EXERCISE PROMPT: Each record must be reproduced exactly as it is shown.

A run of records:

####

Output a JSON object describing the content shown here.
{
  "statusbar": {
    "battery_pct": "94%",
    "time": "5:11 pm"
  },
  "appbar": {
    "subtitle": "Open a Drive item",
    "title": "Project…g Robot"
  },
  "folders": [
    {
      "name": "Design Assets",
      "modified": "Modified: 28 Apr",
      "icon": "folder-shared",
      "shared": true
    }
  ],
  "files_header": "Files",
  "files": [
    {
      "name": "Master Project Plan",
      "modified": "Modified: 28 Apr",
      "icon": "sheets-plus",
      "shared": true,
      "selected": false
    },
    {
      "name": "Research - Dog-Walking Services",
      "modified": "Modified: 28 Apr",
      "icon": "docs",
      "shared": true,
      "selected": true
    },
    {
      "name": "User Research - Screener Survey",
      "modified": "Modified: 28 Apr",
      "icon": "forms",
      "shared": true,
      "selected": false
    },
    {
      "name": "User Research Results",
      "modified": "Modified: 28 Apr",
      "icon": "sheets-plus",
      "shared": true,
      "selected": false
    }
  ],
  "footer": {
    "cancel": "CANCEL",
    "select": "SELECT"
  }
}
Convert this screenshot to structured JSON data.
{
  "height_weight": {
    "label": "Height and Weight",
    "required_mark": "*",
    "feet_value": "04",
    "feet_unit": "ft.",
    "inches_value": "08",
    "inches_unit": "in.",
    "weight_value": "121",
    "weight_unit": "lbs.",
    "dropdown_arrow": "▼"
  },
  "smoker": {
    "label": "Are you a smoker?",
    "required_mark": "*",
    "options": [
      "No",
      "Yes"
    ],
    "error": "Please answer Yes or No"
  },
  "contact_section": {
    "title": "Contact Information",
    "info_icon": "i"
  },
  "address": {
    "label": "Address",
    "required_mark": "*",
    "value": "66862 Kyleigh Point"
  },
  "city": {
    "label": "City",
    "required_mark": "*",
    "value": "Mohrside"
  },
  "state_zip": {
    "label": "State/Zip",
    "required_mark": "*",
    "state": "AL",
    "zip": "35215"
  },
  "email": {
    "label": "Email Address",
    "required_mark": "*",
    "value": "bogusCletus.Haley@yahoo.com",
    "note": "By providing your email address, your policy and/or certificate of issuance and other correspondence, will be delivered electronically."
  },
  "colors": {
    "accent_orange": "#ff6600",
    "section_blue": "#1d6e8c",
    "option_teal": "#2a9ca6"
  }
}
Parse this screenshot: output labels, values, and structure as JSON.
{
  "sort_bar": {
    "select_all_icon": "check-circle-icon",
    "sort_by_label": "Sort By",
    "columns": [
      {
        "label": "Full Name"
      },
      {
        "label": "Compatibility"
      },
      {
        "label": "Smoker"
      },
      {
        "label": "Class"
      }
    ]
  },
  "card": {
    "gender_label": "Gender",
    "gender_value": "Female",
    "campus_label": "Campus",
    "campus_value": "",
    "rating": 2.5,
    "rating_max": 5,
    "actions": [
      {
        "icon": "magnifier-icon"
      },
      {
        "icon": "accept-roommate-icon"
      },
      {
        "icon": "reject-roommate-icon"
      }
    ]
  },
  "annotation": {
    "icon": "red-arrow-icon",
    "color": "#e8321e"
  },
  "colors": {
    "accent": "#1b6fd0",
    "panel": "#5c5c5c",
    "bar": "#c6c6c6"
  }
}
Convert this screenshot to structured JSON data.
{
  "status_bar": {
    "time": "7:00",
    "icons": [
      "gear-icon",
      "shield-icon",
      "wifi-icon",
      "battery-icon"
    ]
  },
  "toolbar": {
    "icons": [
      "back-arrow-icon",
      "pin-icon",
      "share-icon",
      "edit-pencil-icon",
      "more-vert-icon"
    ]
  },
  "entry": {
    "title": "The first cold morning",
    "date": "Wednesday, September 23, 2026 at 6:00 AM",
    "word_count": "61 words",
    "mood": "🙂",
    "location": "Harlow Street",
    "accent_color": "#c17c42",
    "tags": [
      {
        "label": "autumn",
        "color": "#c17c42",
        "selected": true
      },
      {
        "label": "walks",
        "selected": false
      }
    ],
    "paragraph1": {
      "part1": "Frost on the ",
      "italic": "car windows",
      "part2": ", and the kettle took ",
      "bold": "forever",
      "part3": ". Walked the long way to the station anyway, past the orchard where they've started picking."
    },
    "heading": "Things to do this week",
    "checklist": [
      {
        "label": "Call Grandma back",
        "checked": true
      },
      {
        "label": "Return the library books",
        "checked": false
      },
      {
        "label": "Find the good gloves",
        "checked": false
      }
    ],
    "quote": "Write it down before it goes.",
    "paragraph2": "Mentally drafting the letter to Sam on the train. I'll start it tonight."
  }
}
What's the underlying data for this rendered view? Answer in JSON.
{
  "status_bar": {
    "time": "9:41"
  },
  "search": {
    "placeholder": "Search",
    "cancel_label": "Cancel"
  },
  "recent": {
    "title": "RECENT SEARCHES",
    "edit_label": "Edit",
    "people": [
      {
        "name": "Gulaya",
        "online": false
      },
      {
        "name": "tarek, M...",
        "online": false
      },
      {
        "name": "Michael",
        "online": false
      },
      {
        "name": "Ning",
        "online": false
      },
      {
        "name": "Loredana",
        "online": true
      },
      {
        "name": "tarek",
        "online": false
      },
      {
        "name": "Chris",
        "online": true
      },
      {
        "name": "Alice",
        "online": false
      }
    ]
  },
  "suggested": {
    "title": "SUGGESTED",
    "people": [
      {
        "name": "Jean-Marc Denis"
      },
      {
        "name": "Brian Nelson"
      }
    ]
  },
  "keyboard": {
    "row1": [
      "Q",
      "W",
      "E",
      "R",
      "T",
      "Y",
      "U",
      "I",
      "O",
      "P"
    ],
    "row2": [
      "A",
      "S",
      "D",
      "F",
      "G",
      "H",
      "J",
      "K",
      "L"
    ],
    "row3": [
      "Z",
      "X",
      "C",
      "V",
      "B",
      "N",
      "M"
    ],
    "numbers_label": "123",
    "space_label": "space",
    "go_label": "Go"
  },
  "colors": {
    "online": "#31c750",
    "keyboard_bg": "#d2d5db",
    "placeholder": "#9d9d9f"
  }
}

####

SOLUTION TO THIS TASK:
Output a JSON object describing the content shown here.
{
  "statusbar": {
    "battery_pct": "94%",
    "time": "5:11 pm"
  },
  "appbar": {
    "subtitle": "Open a Drive item",
    "title": "Project…g Robot"
  },
  "folders": [
    {
      "name": "Design Assets",
      "modified": "Modified: 28 Apr",
      "icon": "folder-shared",
      "shared": true
    }
  ],
  "files_header": "Files",
  "files": [
    {
      "name": "Master Project Plan",
      "modified": "Modified: 28 Apr",
      "icon": "sheets-plus",
      "shared": true,
      "selected": false
    },
    {
      "name": "Research - Dog-Walking Services",
      "modified": "Modified: 28 Apr",
      "icon": "docs",
      "shared": true,
      "selected": true
    },
    {
      "name": "User Research - Screener Survey",
      "modified": "Modified: 28 Apr",
      "icon": "forms",
      "shared": true,
      "selected": false
    },
    {
      "name": "User Research Results",
      "modified": "Modified: 28 Apr",
      "icon": "sheets-plus",
      "shared": true,
      "selected": false
    }
  ],
  "footer": {
    "cancel": "CANCEL",
    "select": "SELECT"
  }
}
Convert this screenshot to structured JSON data.
{
  "height_weight": {
    "label": "Height and Weight",
    "required_mark": "*",
    "feet_value": "04",
    "feet_unit": "ft.",
    "inches_value": "08",
    "inches_unit": "in.",
    "weight_value": "121",
    "weight_unit": "lbs.",
    "dropdown_arrow": "▼"
  },
  "smoker": {
    "label": "Are you a smoker?",
    "required_mark": "*",
    "options": [
      "No",
      "Yes"
    ],
    "error": "Please answer Yes or No"
  },
  "contact_section": {
    "title": "Contact Information",
    "info_icon": "i"
  },
  "address": {
    "label": "Address",
    "required_mark": "*",
    "value": "66862 Kyleigh Point"
  },
  "city": {
    "label": "City",
    "required_mark": "*",
    "value": "Mohrside"
  },
  "state_zip": {
    "label": "State/Zip",
    "required_mark": "*",
    "state": "AL",
    "zip": "35215"
  },
  "email": {
    "label": "Email Address",
    "required_mark": "*",
    "value": "bogusCletus.Haley@yahoo.com",
    "note": "By providing your email address, your policy and/or certificate of issuance and other correspondence, will be delivered electronically."
  },
  "colors": {
    "accent_orange": "#ff6600",
    "section_blue": "#1d6e8c",
    "option_teal": "#2a9ca6"
  }
}
Parse this screenshot: output labels, values, and structure as JSON.
{
  "sort_bar": {
    "select_all_icon": "check-circle-icon",
    "sort_by_label": "Sort By",
    "columns": [
      {
        "label": "Full Name"
      },
      {
        "label": "Compatibility"
      },
      {
        "label": "Smoker"
      },
      {
        "label": "Class"
      }
    ]
  },
  "card": {
    "gender_label": "Gender",
    "gender_value": "Female",
    "campus_label": "Campus",
    "campus_value": "",
    "rating": 2.5,
    "rating_max": 5,
    "actions": [
      {
        "icon": "magnifier-icon"
      },
      {
        "icon": "accept-roommate-icon"
      },
      {
        "icon": "reject-roommate-icon"
      }
    ]
  },
  "annotation": {
    "icon": "red-arrow-icon",
    "color": "#e8321e"
  },
  "colors": {
    "accent": "#1b6fd0",
    "panel": "#5c5c5c",
    "bar": "#c6c6c6"
  }
}
Convert this screenshot to structured JSON data.
{
  "status_bar": {
    "time": "7:00",
    "icons": [
      "gear-icon",
      "shield-icon",
      "wifi-icon",
      "battery-icon"
    ]
  },
  "toolbar": {
    "icons": [
      "back-arrow-icon",
      "pin-icon",
      "share-icon",
      "edit-pencil-icon",
      "more-vert-icon"
    ]
  },
  "entry": {
    "title": "The first cold morning",
    "date": "Wednesday, September 23, 2026 at 6:00 AM",
    "word_count": "61 words",
    "mood": "🙂",
    "location": "Harlow Street",
    "accent_color": "#c17c42",
    "tags": [
      {
        "label": "autumn",
        "color": "#c17c42",
        "selected": true
      },
      {
        "label": "walks",
        "selected": false
      }
    ],
    "paragraph1": {
      "part1": "Frost on the ",
      "italic": "car windows",
      "part2": ", and the kettle took ",
      "bold": "forever",
      "part3": ". Walked the long way to the station anyway, past the orchard where they've started picking."
    },
    "heading": "Things to do this week",
    "checklist": [
      {
        "label": "Call Grandma back",
        "checked": true
      },
      {
        "label": "Return the library books",
        "checked": false
      },
      {
        "label": "Find the good gloves",
        "checked": false
      }
    ],
    "quote": "Write it down before it goes.",
    "paragraph2": "Mentally drafting the letter to Sam on the train. I'll start it tonight."
  }
}
What's the underlying data for this rendered view? Answer in JSON.
{
  "status_bar": {
    "time": "9:41"
  },
  "search": {
    "placeholder": "Search",
    "cancel_label": "Cancel"
  },
  "recent": {
    "title": "RECENT SEARCHES",
    "edit_label": "Edit",
    "people": [
      {
        "name": "Gulaya",
        "online": false
      },
      {
        "name": "tarek, M...",
        "online": false
      },
      {
        "name": "Michael",
        "online": false
      },
      {
        "name": "Ning",
        "online": false
      },
      {
        "name": "Loredana",
        "online": true
      },
      {
        "name": "tarek",
        "online": false
      },
      {
        "name": "Chris",
        "online": true
      },
      {
        "name": "Alice",
        "online": false
      }
    ]
  },
  "suggested": {
    "title": "SUGGESTED",
    "people": [
      {
        "name": "Jean-Marc Denis"
      },
      {
        "name": "Brian Nelson"
      }
    ]
  },
  "keyboard": {
    "row1": [
      "Q",
      "W",
      "E",
      "R",
      "T",
      "Y",
      "U",
      "I",
      "O",
      "P"
    ],
    "row2": [
      "A",
      "S",
      "D",
      "F",
      "G",
      "H",
      "J",
      "K",
      "L"
    ],
    "row3": [
      "Z",
      "X",
      "C",
      "V",
      "B",
      "N",
      "M"
    ],
    "numbers_label": "123",
    "space_label": "space",
    "go_label": "Go"
  },
  "colors": {
    "online": "#31c750",
    "keyboard_bg": "#d2d5db",
    "placeholder": "#9d9d9f"
  }
}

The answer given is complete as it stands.